**CHALLENGE**
Filter the listing and keep only the lines with the word "Kakaomasse".

**PROVIDED ENTRIES**
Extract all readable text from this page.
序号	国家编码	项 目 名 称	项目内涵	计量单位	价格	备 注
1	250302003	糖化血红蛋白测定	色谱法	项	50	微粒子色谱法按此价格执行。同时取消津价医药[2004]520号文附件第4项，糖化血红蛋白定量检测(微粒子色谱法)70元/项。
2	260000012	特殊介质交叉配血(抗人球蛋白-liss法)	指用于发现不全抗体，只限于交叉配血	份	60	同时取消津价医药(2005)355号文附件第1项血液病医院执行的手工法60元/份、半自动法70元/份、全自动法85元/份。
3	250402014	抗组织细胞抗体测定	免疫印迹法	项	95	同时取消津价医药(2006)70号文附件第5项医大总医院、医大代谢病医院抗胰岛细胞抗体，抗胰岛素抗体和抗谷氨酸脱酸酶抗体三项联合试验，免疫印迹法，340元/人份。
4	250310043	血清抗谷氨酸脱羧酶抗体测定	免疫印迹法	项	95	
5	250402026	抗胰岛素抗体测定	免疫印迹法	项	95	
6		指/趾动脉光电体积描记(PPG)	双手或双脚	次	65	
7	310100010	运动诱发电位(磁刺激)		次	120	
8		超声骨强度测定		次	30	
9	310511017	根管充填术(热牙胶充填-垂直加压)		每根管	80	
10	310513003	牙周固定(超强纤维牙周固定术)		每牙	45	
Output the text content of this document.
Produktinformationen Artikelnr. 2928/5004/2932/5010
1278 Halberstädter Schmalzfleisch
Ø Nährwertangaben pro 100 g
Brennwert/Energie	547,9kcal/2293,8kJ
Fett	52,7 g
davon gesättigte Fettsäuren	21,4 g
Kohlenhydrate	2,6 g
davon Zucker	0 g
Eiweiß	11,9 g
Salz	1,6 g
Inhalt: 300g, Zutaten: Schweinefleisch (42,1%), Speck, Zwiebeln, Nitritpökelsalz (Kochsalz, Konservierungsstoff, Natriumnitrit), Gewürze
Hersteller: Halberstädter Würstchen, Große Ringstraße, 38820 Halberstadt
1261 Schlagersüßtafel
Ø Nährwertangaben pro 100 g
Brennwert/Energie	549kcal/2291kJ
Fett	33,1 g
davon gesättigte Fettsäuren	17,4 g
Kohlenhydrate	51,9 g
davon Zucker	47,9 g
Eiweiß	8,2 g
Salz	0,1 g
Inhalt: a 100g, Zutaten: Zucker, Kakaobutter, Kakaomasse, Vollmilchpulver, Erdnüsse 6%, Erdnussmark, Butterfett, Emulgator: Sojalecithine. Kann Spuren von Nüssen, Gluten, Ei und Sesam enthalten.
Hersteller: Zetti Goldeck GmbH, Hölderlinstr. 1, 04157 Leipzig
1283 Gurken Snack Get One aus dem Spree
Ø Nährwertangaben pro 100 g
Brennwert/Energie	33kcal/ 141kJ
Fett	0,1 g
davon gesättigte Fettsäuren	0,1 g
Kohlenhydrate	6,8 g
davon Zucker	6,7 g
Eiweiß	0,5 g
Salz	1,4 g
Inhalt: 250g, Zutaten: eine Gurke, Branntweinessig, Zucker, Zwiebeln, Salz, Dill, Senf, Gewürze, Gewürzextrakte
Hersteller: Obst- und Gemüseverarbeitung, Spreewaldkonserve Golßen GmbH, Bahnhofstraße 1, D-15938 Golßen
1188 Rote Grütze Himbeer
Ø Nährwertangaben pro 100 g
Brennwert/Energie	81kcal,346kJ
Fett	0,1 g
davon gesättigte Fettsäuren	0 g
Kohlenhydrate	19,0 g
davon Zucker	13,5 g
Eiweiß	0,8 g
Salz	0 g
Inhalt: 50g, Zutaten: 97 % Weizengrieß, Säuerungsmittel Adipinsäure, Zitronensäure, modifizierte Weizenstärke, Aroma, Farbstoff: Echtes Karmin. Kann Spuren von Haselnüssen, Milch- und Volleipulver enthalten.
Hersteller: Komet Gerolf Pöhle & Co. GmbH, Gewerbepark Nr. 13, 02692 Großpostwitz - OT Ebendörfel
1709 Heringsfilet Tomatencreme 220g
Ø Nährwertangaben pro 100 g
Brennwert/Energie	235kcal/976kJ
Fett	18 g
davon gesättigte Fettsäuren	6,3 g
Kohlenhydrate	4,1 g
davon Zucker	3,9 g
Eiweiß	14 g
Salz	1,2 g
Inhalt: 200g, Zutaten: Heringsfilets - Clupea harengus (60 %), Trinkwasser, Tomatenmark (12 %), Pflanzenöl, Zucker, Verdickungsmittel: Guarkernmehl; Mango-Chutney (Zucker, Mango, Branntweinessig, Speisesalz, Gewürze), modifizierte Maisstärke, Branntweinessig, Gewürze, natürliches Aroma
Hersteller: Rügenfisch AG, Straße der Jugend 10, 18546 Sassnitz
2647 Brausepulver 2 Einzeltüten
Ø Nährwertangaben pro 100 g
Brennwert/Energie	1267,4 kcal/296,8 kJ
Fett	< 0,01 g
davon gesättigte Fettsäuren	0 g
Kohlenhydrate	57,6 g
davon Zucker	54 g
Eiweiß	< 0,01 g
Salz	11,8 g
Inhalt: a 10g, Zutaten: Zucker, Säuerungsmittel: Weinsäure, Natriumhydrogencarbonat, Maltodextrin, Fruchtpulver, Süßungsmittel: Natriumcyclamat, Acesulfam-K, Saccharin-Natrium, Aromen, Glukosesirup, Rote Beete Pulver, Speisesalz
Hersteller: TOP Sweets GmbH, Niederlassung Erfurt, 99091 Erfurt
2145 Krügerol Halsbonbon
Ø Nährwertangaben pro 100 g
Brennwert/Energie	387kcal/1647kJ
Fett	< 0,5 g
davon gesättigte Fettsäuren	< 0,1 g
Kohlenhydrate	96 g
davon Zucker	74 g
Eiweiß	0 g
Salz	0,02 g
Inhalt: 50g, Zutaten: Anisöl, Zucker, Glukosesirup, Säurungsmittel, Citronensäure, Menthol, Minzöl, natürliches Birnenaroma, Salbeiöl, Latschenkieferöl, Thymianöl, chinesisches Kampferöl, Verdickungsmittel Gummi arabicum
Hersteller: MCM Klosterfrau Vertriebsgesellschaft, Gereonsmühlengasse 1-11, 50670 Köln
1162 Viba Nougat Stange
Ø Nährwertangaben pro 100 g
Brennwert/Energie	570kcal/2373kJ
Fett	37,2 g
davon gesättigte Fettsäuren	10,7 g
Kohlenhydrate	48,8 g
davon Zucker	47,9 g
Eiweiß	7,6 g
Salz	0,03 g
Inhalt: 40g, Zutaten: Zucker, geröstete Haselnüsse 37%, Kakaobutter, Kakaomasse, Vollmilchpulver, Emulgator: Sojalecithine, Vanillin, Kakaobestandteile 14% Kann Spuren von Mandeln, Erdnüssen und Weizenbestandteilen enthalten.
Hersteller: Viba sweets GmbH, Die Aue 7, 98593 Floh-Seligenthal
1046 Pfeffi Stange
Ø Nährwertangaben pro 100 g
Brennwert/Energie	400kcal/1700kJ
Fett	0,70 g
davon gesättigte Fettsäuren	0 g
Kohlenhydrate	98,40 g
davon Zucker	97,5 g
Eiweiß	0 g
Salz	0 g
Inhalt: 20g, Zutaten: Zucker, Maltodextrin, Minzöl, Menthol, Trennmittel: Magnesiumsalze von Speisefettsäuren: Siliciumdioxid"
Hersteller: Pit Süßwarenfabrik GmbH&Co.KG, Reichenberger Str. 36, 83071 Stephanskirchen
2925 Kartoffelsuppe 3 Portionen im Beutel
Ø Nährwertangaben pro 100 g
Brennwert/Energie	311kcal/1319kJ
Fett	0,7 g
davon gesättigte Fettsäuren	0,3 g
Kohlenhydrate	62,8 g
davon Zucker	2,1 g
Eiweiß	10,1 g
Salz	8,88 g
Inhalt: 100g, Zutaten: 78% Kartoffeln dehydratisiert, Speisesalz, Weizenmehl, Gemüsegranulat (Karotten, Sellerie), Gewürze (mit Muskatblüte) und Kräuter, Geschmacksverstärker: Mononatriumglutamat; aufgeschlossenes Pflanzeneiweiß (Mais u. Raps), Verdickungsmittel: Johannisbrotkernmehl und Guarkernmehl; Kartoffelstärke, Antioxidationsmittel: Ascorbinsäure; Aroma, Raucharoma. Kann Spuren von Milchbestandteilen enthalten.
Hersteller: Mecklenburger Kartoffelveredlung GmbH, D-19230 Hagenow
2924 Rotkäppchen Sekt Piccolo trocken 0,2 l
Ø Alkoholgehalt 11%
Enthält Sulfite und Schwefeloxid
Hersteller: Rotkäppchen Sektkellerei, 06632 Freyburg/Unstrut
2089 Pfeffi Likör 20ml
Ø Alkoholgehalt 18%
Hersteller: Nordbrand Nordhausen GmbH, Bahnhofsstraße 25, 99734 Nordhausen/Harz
...
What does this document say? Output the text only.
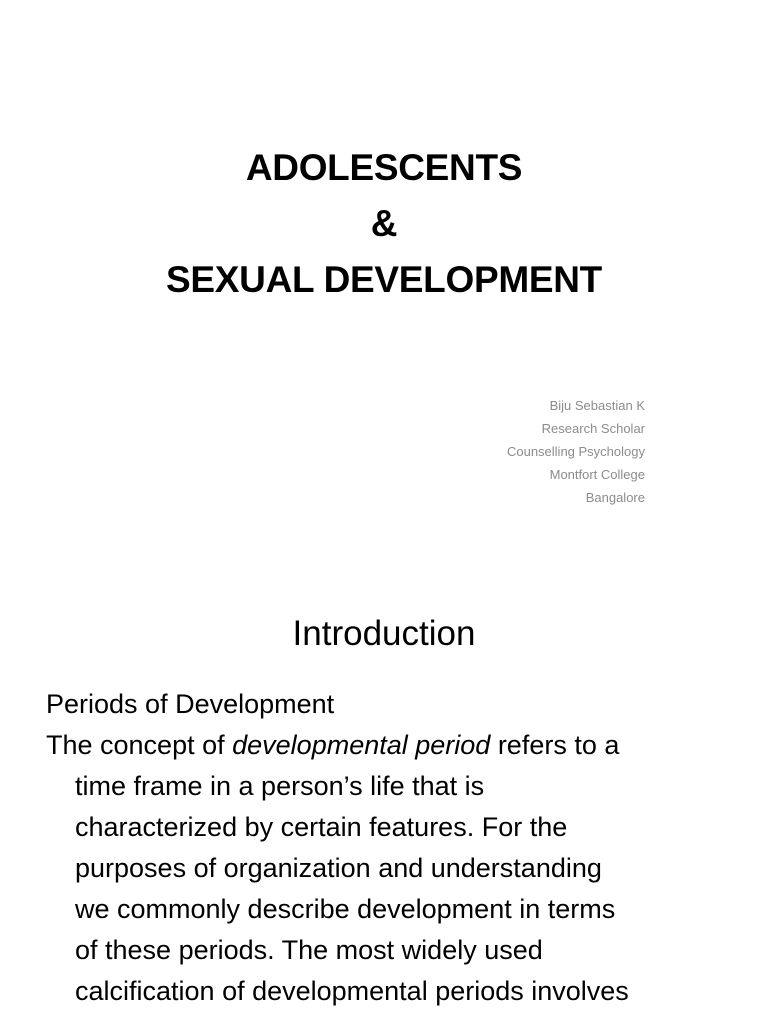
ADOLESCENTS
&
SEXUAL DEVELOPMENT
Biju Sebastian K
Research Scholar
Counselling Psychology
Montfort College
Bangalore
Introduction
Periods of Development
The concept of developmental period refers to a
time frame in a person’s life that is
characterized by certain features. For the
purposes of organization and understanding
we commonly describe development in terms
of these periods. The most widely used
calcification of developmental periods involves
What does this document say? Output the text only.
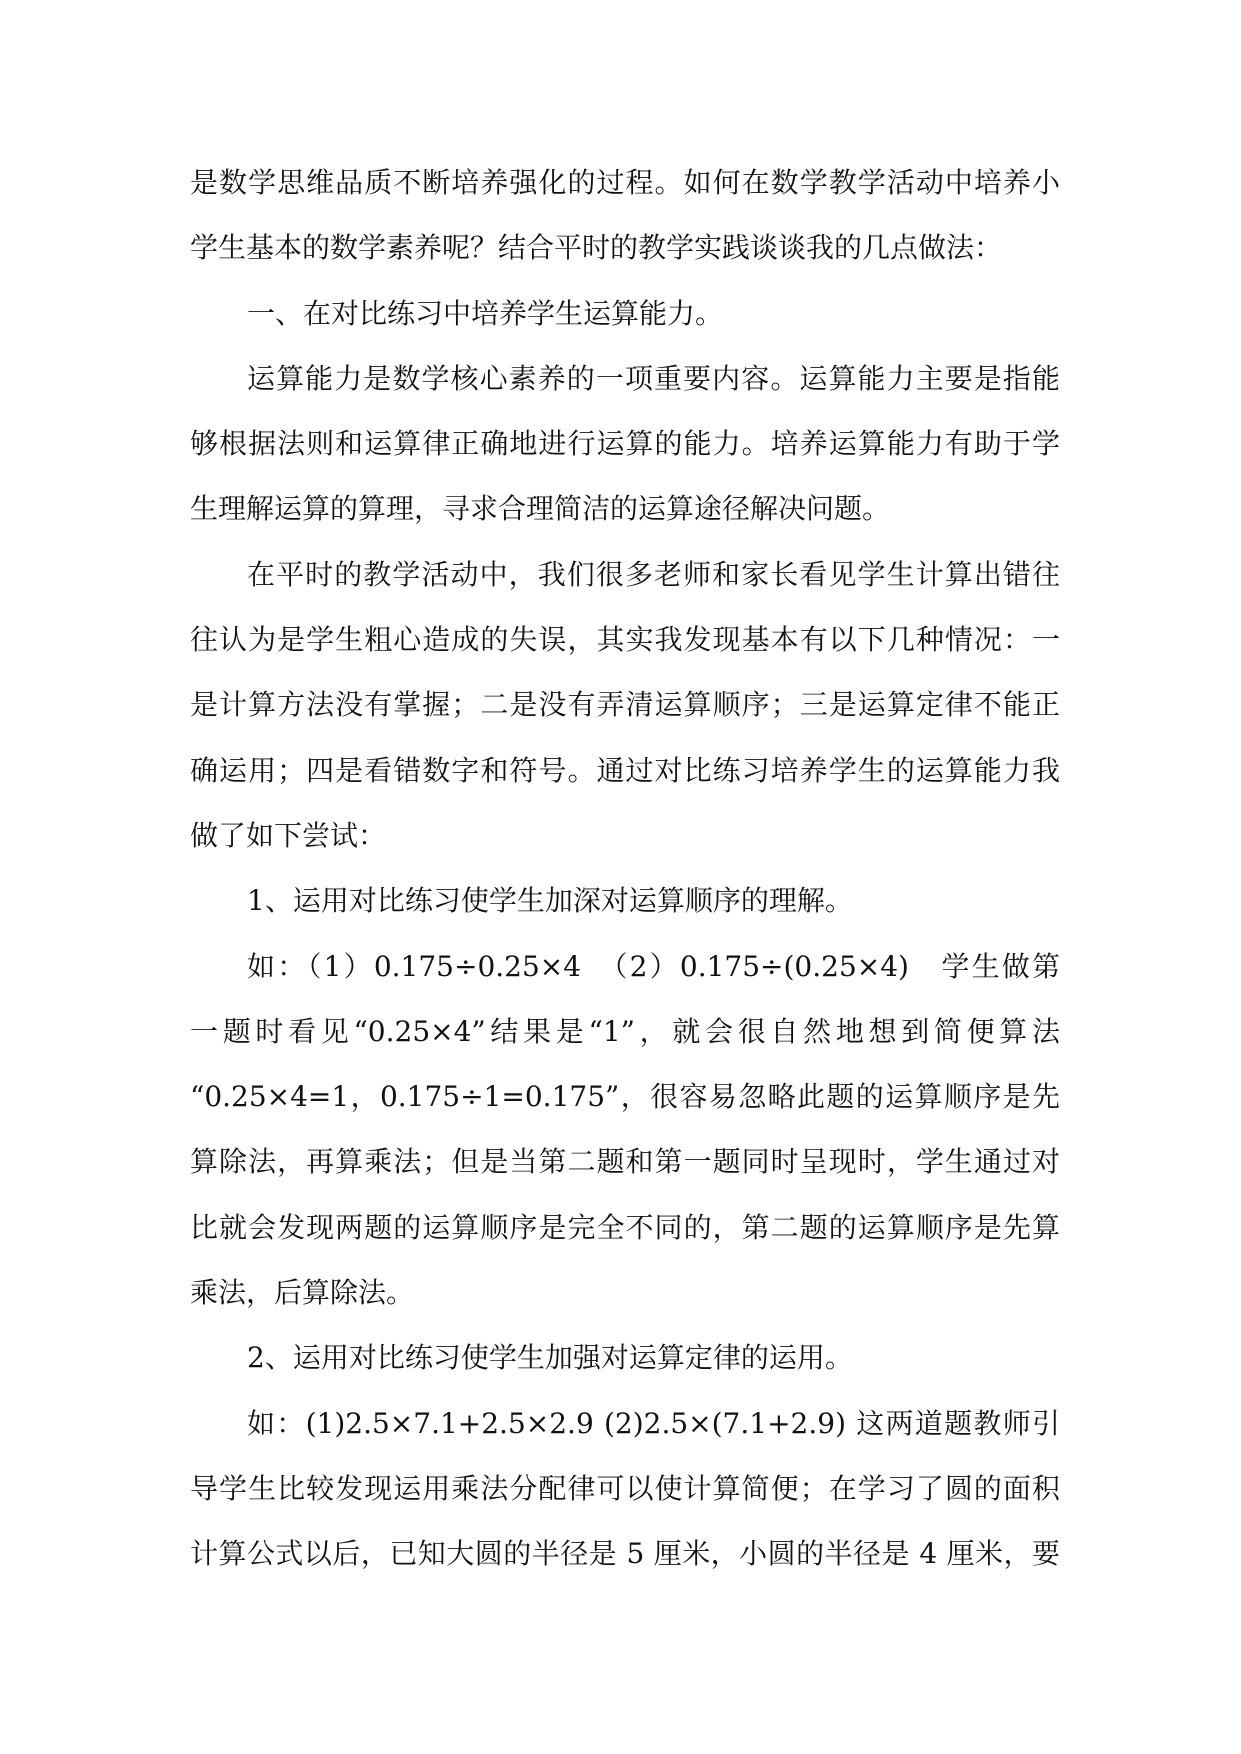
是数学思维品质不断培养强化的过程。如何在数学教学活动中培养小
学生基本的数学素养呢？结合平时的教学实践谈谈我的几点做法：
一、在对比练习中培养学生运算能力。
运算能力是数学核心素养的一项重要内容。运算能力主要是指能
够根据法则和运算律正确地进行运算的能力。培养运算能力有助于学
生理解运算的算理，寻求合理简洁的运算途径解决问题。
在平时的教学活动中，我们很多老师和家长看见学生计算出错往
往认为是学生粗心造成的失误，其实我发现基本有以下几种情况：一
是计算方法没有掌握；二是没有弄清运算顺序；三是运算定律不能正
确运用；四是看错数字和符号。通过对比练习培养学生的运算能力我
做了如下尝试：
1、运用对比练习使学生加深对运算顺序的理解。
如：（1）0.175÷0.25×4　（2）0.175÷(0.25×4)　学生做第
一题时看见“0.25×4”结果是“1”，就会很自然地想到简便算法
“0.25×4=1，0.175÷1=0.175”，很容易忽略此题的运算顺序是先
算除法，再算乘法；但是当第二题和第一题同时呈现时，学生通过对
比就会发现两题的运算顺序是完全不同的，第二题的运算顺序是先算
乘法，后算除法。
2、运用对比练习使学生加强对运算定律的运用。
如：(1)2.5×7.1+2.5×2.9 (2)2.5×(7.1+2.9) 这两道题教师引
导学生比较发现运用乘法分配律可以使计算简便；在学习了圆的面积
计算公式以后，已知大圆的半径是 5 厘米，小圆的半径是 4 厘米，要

**WRITTEN SOLUTION**
Inhalt: a 100g, Zutaten: Zucker, Kakaobutter, Kakaomasse, Vollmilchpulver, Erdnüsse 6%, Erdnussmark, Butterfett, Emulgator: Sojalecithine. Kann Spuren von Nüssen, Gluten, Ei und Sesam enthalten.
Inhalt: 40g, Zutaten: Zucker, geröstete Haselnüsse 37%, Kakaobutter, Kakaomasse, Vollmilchpulver, Emulgator: Sojalecithine, Vanillin, Kakaobestandteile 14% Kann Spuren von Mandeln, Erdnüssen und Weizenbestandteilen enthalten.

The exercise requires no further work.